━━ Data to use

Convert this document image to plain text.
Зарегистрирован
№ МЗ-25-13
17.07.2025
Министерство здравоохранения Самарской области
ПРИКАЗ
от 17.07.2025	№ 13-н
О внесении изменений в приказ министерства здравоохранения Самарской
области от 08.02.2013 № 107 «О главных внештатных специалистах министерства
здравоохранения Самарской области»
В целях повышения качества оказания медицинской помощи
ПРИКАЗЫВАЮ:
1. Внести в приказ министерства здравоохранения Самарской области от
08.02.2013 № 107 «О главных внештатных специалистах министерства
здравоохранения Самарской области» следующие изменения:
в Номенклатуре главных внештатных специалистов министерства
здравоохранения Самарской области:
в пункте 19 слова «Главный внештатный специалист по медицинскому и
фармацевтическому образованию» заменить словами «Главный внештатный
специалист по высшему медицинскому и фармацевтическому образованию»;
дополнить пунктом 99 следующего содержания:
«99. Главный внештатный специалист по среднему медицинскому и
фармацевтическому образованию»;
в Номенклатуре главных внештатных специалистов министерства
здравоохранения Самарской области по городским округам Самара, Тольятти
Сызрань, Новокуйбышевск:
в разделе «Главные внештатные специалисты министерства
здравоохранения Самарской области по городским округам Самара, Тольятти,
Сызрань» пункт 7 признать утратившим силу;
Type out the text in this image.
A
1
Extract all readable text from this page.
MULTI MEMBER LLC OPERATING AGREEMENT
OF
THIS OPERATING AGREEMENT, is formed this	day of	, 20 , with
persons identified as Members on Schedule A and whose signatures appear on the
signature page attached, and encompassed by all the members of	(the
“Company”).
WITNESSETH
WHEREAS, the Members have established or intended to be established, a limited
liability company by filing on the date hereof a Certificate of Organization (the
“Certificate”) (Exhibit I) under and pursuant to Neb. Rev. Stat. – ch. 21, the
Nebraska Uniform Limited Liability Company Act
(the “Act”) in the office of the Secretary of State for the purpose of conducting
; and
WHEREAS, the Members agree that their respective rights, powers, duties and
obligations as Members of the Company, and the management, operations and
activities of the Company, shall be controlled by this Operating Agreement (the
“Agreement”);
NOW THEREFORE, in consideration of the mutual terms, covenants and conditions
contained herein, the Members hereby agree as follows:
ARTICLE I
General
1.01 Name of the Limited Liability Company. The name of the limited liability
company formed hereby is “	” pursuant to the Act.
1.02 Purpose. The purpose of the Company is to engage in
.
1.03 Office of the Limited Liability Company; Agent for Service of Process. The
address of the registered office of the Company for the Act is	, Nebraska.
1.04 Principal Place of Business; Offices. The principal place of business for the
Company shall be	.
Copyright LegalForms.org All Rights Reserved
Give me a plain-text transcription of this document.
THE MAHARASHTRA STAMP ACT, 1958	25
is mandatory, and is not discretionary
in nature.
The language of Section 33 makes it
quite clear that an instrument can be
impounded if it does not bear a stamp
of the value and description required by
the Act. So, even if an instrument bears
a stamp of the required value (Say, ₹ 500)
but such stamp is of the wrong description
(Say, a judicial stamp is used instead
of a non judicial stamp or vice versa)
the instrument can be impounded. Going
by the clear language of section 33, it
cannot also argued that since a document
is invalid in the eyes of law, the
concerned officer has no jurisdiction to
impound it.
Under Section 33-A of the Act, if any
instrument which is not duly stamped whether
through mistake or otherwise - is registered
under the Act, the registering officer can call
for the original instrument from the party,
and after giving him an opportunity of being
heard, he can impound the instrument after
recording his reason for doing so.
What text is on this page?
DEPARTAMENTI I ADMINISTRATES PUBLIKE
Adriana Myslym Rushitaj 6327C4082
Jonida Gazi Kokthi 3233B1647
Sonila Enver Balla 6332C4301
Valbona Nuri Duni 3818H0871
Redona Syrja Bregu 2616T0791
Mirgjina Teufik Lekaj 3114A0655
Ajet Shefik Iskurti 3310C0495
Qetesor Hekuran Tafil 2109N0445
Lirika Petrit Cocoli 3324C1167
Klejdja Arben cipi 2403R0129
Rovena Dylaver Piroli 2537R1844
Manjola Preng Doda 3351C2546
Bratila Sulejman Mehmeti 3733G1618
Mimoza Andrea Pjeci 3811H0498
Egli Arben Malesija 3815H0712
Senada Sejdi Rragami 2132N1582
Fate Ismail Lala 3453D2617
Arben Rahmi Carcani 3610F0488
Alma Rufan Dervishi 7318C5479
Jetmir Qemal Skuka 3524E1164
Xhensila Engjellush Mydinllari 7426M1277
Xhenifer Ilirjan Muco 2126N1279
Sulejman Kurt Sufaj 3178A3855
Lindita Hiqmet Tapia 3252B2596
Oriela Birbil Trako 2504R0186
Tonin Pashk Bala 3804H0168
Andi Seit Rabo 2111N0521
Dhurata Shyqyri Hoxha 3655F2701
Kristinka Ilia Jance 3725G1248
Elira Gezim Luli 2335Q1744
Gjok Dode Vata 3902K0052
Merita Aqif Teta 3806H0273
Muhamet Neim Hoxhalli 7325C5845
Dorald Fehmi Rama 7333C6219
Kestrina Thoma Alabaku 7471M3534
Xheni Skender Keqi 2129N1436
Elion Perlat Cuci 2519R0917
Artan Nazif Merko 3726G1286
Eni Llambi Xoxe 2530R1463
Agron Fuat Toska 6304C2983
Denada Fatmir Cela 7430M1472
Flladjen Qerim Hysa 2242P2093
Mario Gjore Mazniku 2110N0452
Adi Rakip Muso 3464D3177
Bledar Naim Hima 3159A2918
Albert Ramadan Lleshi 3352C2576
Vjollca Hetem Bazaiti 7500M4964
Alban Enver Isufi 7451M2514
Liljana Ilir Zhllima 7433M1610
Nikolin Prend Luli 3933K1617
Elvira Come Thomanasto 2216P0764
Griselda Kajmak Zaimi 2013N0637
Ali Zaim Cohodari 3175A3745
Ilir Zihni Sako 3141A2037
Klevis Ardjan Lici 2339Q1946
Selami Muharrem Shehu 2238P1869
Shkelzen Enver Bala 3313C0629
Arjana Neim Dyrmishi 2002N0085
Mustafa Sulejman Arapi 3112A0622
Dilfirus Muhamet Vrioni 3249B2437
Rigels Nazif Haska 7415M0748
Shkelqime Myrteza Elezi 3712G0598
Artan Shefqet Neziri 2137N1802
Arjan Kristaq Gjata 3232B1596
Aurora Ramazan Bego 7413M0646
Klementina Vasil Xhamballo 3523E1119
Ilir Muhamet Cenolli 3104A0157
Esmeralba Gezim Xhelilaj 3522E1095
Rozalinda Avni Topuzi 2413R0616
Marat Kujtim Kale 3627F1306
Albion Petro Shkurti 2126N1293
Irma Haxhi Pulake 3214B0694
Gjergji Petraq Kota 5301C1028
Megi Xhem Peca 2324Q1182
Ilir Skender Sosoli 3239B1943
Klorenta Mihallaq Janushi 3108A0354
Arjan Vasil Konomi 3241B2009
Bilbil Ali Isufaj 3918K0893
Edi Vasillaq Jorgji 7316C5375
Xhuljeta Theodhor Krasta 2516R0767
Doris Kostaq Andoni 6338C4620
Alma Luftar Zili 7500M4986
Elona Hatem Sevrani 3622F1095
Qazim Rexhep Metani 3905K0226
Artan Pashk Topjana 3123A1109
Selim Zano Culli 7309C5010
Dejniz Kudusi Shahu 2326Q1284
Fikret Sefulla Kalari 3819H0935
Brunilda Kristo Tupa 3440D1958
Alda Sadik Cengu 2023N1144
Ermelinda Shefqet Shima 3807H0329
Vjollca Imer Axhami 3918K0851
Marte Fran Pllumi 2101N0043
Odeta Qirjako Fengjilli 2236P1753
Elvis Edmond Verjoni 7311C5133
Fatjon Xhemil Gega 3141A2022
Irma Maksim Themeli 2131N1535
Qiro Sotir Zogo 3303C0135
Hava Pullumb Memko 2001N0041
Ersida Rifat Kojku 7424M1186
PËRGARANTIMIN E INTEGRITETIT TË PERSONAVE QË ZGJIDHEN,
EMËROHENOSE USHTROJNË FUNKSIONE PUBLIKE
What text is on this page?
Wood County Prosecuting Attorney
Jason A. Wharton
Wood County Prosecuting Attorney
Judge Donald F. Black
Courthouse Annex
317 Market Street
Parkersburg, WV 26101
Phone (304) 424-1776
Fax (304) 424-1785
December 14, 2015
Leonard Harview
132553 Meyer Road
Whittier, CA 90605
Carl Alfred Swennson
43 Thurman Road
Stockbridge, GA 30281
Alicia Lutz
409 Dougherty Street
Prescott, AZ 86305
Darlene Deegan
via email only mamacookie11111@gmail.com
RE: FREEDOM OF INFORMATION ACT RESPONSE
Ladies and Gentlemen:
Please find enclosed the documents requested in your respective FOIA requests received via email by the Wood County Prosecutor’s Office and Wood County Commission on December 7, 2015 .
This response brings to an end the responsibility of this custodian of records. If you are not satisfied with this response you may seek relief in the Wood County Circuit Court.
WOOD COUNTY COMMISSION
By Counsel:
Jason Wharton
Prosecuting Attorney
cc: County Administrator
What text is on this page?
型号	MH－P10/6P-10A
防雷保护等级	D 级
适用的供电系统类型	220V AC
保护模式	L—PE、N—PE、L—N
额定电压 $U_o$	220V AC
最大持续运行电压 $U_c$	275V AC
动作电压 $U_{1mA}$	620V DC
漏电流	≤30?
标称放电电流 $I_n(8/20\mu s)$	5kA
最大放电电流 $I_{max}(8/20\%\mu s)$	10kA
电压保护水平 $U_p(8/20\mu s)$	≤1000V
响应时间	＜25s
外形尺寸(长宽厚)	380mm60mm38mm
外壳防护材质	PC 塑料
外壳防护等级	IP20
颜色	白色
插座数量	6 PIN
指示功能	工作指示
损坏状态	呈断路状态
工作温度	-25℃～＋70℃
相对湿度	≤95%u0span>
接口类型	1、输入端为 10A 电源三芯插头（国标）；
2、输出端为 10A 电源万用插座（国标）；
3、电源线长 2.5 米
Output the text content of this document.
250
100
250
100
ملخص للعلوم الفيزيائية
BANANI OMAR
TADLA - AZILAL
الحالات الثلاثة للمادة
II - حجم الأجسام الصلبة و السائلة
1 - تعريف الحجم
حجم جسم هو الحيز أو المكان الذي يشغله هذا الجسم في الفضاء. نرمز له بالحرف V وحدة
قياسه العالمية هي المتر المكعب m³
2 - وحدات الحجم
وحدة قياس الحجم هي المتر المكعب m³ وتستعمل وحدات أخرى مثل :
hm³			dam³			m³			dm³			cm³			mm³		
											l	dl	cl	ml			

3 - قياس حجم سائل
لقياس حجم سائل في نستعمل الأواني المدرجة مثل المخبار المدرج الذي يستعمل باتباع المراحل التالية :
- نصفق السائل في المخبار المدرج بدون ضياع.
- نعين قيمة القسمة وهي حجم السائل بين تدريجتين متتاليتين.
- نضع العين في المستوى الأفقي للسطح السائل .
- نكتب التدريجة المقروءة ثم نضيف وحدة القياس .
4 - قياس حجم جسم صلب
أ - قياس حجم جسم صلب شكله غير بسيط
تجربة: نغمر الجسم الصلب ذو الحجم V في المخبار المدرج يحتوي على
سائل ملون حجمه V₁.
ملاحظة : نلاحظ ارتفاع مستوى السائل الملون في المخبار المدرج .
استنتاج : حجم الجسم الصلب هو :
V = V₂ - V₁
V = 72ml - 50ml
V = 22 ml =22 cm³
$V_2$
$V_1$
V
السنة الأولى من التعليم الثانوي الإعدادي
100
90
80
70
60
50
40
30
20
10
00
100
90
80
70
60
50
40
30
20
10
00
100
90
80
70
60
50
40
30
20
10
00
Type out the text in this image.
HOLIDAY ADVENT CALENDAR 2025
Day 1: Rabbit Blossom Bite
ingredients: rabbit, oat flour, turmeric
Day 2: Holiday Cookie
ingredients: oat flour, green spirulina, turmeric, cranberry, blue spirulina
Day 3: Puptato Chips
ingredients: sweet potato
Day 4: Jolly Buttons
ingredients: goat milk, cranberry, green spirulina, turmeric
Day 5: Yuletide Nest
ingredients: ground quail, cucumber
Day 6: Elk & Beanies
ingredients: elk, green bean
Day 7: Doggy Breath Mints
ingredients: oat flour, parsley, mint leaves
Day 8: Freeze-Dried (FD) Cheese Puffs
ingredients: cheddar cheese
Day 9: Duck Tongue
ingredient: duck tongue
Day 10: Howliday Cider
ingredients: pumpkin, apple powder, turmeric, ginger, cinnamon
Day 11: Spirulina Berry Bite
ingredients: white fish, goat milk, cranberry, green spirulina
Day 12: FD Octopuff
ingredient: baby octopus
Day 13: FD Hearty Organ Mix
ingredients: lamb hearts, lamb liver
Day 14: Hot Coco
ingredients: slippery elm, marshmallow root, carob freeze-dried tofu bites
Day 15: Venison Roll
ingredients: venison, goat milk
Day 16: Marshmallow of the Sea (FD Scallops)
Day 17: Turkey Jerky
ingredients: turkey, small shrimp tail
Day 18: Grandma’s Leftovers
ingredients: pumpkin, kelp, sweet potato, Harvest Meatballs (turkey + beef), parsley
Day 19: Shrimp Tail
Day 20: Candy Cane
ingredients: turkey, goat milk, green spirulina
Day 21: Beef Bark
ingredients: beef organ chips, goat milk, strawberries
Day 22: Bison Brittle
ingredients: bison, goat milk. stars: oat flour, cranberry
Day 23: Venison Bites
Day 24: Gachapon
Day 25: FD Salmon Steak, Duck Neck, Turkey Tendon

━━━━

**What is needed:** Give only the number of lines in the entries above that contain the string "Самарской".

**In response:** 8